>> Start TASK INPUT

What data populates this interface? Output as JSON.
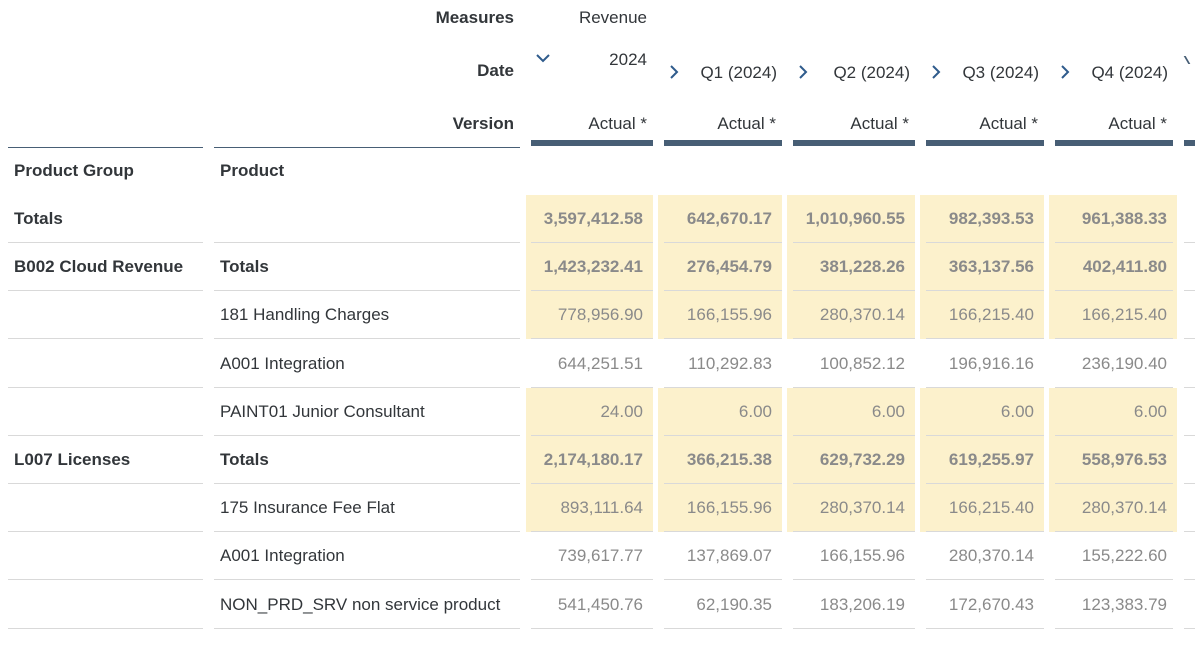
{
  "header": {
    "measures_label": "Measures",
    "measure_value": "Revenue",
    "date_label": "Date",
    "version_label": "Version",
    "dimension_headers": [
      "Product Group",
      "Product"
    ],
    "columns": [
      {
        "date": "2024",
        "expand": "collapse",
        "version": "Actual *"
      },
      {
        "date": "Q1 (2024)",
        "expand": "expand",
        "version": "Actual *"
      },
      {
        "date": "Q2 (2024)",
        "expand": "expand",
        "version": "Actual *"
      },
      {
        "date": "Q3 (2024)",
        "expand": "expand",
        "version": "Actual *"
      },
      {
        "date": "Q4 (2024)",
        "expand": "expand",
        "version": "Actual *"
      }
    ]
  },
  "rows": [
    {
      "group": "Totals",
      "product": "",
      "bold": true,
      "values": [
        "3,597,412.58",
        "642,670.17",
        "1,010,960.55",
        "982,393.53",
        "961,388.33"
      ],
      "highlight": true
    },
    {
      "group": "B002 Cloud Revenue",
      "product": "Totals",
      "bold": true,
      "values": [
        "1,423,232.41",
        "276,454.79",
        "381,228.26",
        "363,137.56",
        "402,411.80"
      ],
      "highlight": true
    },
    {
      "group": "",
      "product": "181 Handling Charges",
      "bold": false,
      "values": [
        "778,956.90",
        "166,155.96",
        "280,370.14",
        "166,215.40",
        "166,215.40"
      ],
      "highlight": true
    },
    {
      "group": "",
      "product": "A001 Integration",
      "bold": false,
      "values": [
        "644,251.51",
        "110,292.83",
        "100,852.12",
        "196,916.16",
        "236,190.40"
      ],
      "highlight": false
    },
    {
      "group": "",
      "product": "PAINT01 Junior Consultant",
      "bold": false,
      "values": [
        "24.00",
        "6.00",
        "6.00",
        "6.00",
        "6.00"
      ],
      "highlight": true
    },
    {
      "group": "L007 Licenses",
      "product": "Totals",
      "bold": true,
      "values": [
        "2,174,180.17",
        "366,215.38",
        "629,732.29",
        "619,255.97",
        "558,976.53"
      ],
      "highlight": true
    },
    {
      "group": "",
      "product": "175 Insurance Fee Flat",
      "bold": false,
      "values": [
        "893,111.64",
        "166,155.96",
        "280,370.14",
        "166,215.40",
        "280,370.14"
      ],
      "highlight": true
    },
    {
      "group": "",
      "product": "A001 Integration",
      "bold": false,
      "values": [
        "739,617.77",
        "137,869.07",
        "166,155.96",
        "280,370.14",
        "155,222.60"
      ],
      "highlight": false
    },
    {
      "group": "",
      "product": "NON_PRD_SRV non service product",
      "bold": false,
      "values": [
        "541,450.76",
        "62,190.35",
        "183,206.19",
        "172,670.43",
        "123,383.79"
      ],
      "highlight": false
    }
  ],
  "colors": {
    "highlight": "#fcf1cc",
    "header_bar": "#475e75",
    "chevron": "#2f5b8c"
  }
}
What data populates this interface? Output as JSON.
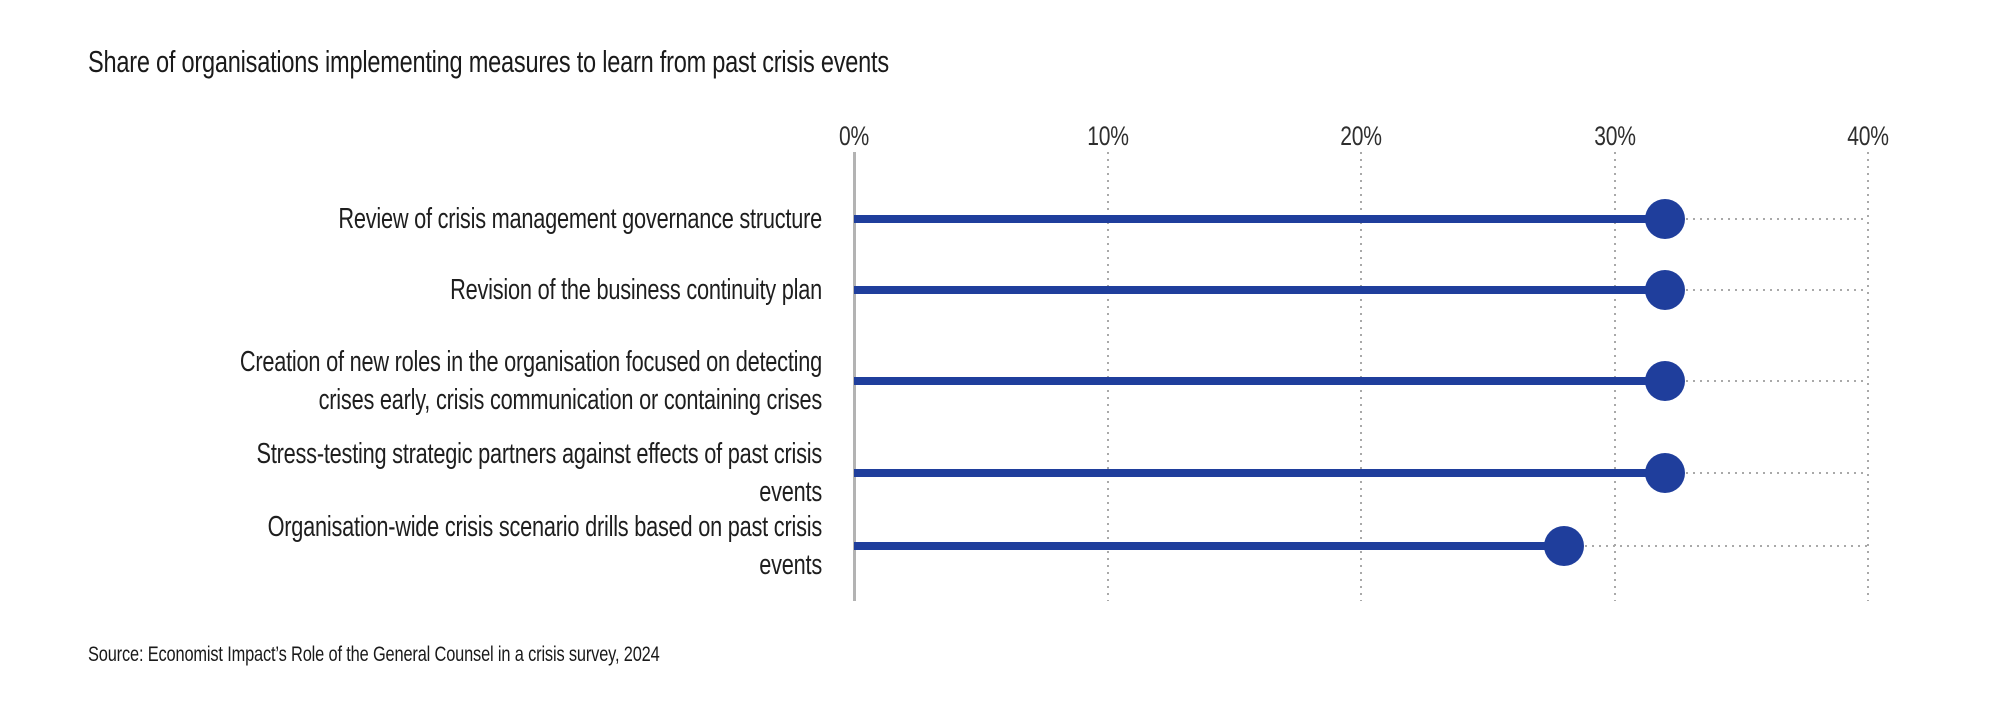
{
  "chart_data": {
    "type": "bar",
    "subtype": "horizontal-lollipop",
    "title": "Share of organisations implementing measures to learn from past crisis events",
    "categories": [
      "Review of crisis management governance structure",
      "Revision of the business continuity plan",
      "Creation of new roles in the organisation focused on detecting\ncrises early, crisis communication or containing crises",
      "Stress-testing strategic partners against effects of past crisis events",
      "Organisation-wide crisis scenario drills based on past crisis events"
    ],
    "values": [
      32,
      32,
      32,
      32,
      28
    ],
    "unit": "%",
    "xlabel": "",
    "ylabel": "",
    "xlim": [
      0,
      40
    ],
    "x_tick_values": [
      0,
      10,
      20,
      30,
      40
    ],
    "x_ticks": [
      "0%",
      "10%",
      "20%",
      "30%",
      "40%"
    ],
    "grid": "vertical-dotted",
    "legend_position": "none",
    "colors": {
      "bar": "#1f3e9c",
      "axis": "#b3b3b3",
      "grid_dots": "#a9a9a9",
      "text": "#1a1a1a"
    }
  },
  "source": {
    "text": "Source: Economist Impact’s Role of the General Counsel in a crisis survey, 2024"
  }
}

>> End TASK INPUT

TASK OBJECTIVE » Images should not appear in the copy; retype the listing above exactly.

WORKED SOLUTION »
What data populates this interface? Output as JSON.
{
  "header": {
    "measures_label": "Measures",
    "measure_value": "Revenue",
    "date_label": "Date",
    "version_label": "Version",
    "dimension_headers": [
      "Product Group",
      "Product"
    ],
    "columns": [
      {
        "date": "2024",
        "expand": "collapse",
        "version": "Actual *"
      },
      {
        "date": "Q1 (2024)",
        "expand": "expand",
        "version": "Actual *"
      },
      {
        "date": "Q2 (2024)",
        "expand": "expand",
        "version": "Actual *"
      },
      {
        "date": "Q3 (2024)",
        "expand": "expand",
        "version": "Actual *"
      },
      {
        "date": "Q4 (2024)",
        "expand": "expand",
        "version": "Actual *"
      }
    ]
  },
  "rows": [
    {
      "group": "Totals",
      "product": "",
      "bold": true,
      "values": [
        "3,597,412.58",
        "642,670.17",
        "1,010,960.55",
        "982,393.53",
        "961,388.33"
      ],
      "highlight": true
    },
    {
      "group": "B002 Cloud Revenue",
      "product": "Totals",
      "bold": true,
      "values": [
        "1,423,232.41",
        "276,454.79",
        "381,228.26",
        "363,137.56",
        "402,411.80"
      ],
      "highlight": true
    },
    {
      "group": "",
      "product": "181 Handling Charges",
      "bold": false,
      "values": [
        "778,956.90",
        "166,155.96",
        "280,370.14",
        "166,215.40",
        "166,215.40"
      ],
      "highlight": true
    },
    {
      "group": "",
      "product": "A001 Integration",
      "bold": false,
      "values": [
        "644,251.51",
        "110,292.83",
        "100,852.12",
        "196,916.16",
        "236,190.40"
      ],
      "highlight": false
    },
    {
      "group": "",
      "product": "PAINT01 Junior Consultant",
      "bold": false,
      "values": [
        "24.00",
        "6.00",
        "6.00",
        "6.00",
        "6.00"
      ],
      "highlight": true
    },
    {
      "group": "L007 Licenses",
      "product": "Totals",
      "bold": true,
      "values": [
        "2,174,180.17",
        "366,215.38",
        "629,732.29",
        "619,255.97",
        "558,976.53"
      ],
      "highlight": true
    },
    {
      "group": "",
      "product": "175 Insurance Fee Flat",
      "bold": false,
      "values": [
        "893,111.64",
        "166,155.96",
        "280,370.14",
        "166,215.40",
        "280,370.14"
      ],
      "highlight": true
    },
    {
      "group": "",
      "product": "A001 Integration",
      "bold": false,
      "values": [
        "739,617.77",
        "137,869.07",
        "166,155.96",
        "280,370.14",
        "155,222.60"
      ],
      "highlight": false
    },
    {
      "group": "",
      "product": "NON_PRD_SRV non service product",
      "bold": false,
      "values": [
        "541,450.76",
        "62,190.35",
        "183,206.19",
        "172,670.43",
        "123,383.79"
      ],
      "highlight": false
    }
  ],
  "colors": {
    "highlight": "#fcf1cc",
    "header_bar": "#475e75",
    "chevron": "#2f5b8c"
  }
}
What data populates this interface? Output as JSON.
{
  "chart_data": {
    "type": "bar",
    "subtype": "horizontal-lollipop",
    "title": "Share of organisations implementing measures to learn from past crisis events",
    "categories": [
      "Review of crisis management governance structure",
      "Revision of the business continuity plan",
      "Creation of new roles in the organisation focused on detecting\ncrises early, crisis communication or containing crises",
      "Stress-testing strategic partners against effects of past crisis events",
      "Organisation-wide crisis scenario drills based on past crisis events"
    ],
    "values": [
      32,
      32,
      32,
      32,
      28
    ],
    "unit": "%",
    "xlabel": "",
    "ylabel": "",
    "xlim": [
      0,
      40
    ],
    "x_tick_values": [
      0,
      10,
      20,
      30,
      40
    ],
    "x_ticks": [
      "0%",
      "10%",
      "20%",
      "30%",
      "40%"
    ],
    "grid": "vertical-dotted",
    "legend_position": "none",
    "colors": {
      "bar": "#1f3e9c",
      "axis": "#b3b3b3",
      "grid_dots": "#a9a9a9",
      "text": "#1a1a1a"
    }
  },
  "source": {
    "text": "Source: Economist Impact’s Role of the General Counsel in a crisis survey, 2024"
  }
}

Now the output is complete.